**GOAL 1**
In the Pearl Jam concert piece, why does the writer say that going to two shows in a row is not pointless? Answer in one to three sentences.

**DOCUMENT EXTRACT**
Long Road (2)

Maybe I should mention that I am a lifelong Cubs fan. So when Pearl Jam plays Wrigley Field, it’s worlds colliding for me. In 2016, for the 2nd show, I had a seat on the field. Walking into Wrigley Field is a surreal experience anytime. The bright green grass, the ivy, the scoreboard… I grew up watching afternoon games with my Grandma Helen. I remember the first night game. Mark Grace was my favorite player. Needless to say Wrigley Field is special to me. Being a Pearl Jam fan has taken me to many places I’d have otherwise never been, and center field looking up at the stands is one of them. That was 2 years ago, and it was the last show I’ve been to.

When I look at a timeline of my Pearl Jam concert attendance, its very telling. The first show, as I mentioned in part 1, was in 1998. In October of 2000, I went to a show in Chicago with a close friend who was unable to attend that first show. In April of 2003, I took a then girlfriend to a show in Champaign, IL, which REALLY pissed off my buddies. To make up for such an egregious act, I bought us tickets for back-to-back shows later that summer- June 12th and 13th, Bonner Springs, KS and Council Bluffs, IA. These 2 concerts back-to-back were the turning point in the way we went to shows. If you don’t know anything about Pearl Jam concerts, this might sound ridiculous to you, i.e. the “2 shows lady” in Wisconsin 2011, who said “You guys are going to 2 shows, 2 shows? Why 2 shows, aren’t they just the same show?” in a thick Wisky accent… but Pearl Jam plays incredibly unique setlists every night. If they play 30 songs in Kansas and 30 in Iowa, there will be 45 to 50 different songs played between the 2 nights, with only a handful of repeats. Again, I love stats, so here are some to try and drive home the point of the uniqueness of each Pearl Jam show:

Shows I’ve attended: 30
Songs I’ve seen: 910 (average of  30 per show)
Unique Pearl Jam songs I’ve seen: 148
Unique Cover songs: 60
Songs I’ve Seen the Most: Even Flow = 26
Times I’ve Seen “Wash” (Wrigley 2018 night 1’s opener) = 1

By the way, I have an app on my phone that tracks all these stats. It’s a great app- PJStatTracker- and there is no way I would have these stats without it.

So it’s very rare that my group of friends, and a large portion of the Pearl Jam fan base, attends just one show. Pearl Jam often plays shows in pairs or even blocks to make it easier for fans to attend multiple nights. If Night 1 is for Joe Public with hits like Daughter, Elderly Woman, Betterman, Just Breathe, Alive and Evenflow, then Night 2 will likely be for “the serious collector” with something from deep in the catalog, like Dirty Frank, Bee Girl, Rival, Bugs or Ghost… songs that the average fan is probably going to think suck but a touring fan might be super stoked to cross off their list of white whales.

**GOAL 2**
Convert the listing into a Markdown table with the columns Row and Line, starting at its first line and stopping after the line that contains "mission-paragraph: Our mission". Give one row per line and leave out blank lines.

[Data records]
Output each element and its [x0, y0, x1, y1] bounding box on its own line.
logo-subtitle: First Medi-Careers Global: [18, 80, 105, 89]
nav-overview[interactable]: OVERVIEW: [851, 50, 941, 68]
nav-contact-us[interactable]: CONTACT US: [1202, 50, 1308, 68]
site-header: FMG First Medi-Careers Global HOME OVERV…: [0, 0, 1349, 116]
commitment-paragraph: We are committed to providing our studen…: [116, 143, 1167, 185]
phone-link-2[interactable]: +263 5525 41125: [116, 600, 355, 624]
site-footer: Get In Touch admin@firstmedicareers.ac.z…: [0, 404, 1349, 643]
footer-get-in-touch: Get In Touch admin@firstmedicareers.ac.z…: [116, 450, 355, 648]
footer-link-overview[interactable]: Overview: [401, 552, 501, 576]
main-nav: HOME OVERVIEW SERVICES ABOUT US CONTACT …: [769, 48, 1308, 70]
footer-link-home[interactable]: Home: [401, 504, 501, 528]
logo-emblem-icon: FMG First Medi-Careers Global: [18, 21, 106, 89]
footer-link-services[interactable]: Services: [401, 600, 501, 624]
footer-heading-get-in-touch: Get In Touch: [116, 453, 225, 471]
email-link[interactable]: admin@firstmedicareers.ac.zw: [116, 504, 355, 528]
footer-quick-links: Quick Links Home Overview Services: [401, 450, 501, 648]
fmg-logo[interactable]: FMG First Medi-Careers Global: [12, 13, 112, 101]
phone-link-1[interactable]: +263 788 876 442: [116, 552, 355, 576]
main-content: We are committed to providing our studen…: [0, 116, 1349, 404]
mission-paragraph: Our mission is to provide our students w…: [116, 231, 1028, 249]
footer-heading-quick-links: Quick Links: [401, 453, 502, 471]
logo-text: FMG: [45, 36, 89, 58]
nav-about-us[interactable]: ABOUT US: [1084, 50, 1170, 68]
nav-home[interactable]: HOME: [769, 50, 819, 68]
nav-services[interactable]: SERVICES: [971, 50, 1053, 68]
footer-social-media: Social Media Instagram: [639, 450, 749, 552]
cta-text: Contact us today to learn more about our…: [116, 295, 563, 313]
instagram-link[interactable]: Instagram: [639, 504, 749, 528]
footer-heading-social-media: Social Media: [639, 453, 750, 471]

**ANSWER 1**
Pearl Jam plays a very different setlist every night. If the band plays 30 songs on each of two nights, 45 to 50 different songs will be played across both nights, with only a handful of repeats.

**ANSWER 2**
| Row | Line |
|---|---|
| 1 | Output each element and its [x0, y0, x1, y1] bounding box on its own line. |
| 2 | logo-subtitle: First Medi-Careers Global: [18, 80, 105, 89] |
| 3 | nav-overview[interactable]: OVERVIEW: [851, 50, 941, 68] |
| 4 | nav-contact-us[interactable]: CONTACT US: [1202, 50, 1308, 68] |
| 5 | site-header: FMG First Medi-Careers Global HOME OVERV…: [0, 0, 1349, 116] |
| 6 | commitment-paragraph: We are committed to providing our studen…: [116, 143, 1167, 185] |
| 7 | phone-link-2[interactable]: +263 5525 41125: [116, 600, 355, 624] |
| 8 | site-footer: Get In Touch admin@firstmedicareers.ac.z…: [0, 404, 1349, 643] |
| 9 | footer-get-in-touch: Get In Touch admin@firstmedicareers.ac.z…: [116, 450, 355, 648] |
| 10 | footer-link-overview[interactable]: Overview: [401, 552, 501, 576] |
| 11 | main-nav: HOME OVERVIEW SERVICES ABOUT US CONTACT …: [769, 48, 1308, 70] |
| 12 | footer-link-home[interactable]: Home: [401, 504, 501, 528] |
| 13 | logo-emblem-icon: FMG First Medi-Careers Global: [18, 21, 106, 89] |
| 14 | footer-link-services[interactable]: Services: [401, 600, 501, 624] |
| 15 | footer-heading-get-in-touch: Get In Touch: [116, 453, 225, 471] |
| 16 | email-link[interactable]: admin@firstmedicareers.ac.zw: [116, 504, 355, 528] |
| 17 | footer-quick-links: Quick Links Home Overview Services: [401, 450, 501, 648] |
| 18 | fmg-logo[interactable]: FMG First Medi-Careers Global: [12, 13, 112, 101] |
| 19 | phone-link-1[interactable]: +263 788 876 442: [116, 552, 355, 576] |
| 20 | main-content: We are committed to providing our studen…: [0, 116, 1349, 404] |
| 21 | mission-paragraph: Our mission is to provide our students w…: [116, 231, 1028, 249] |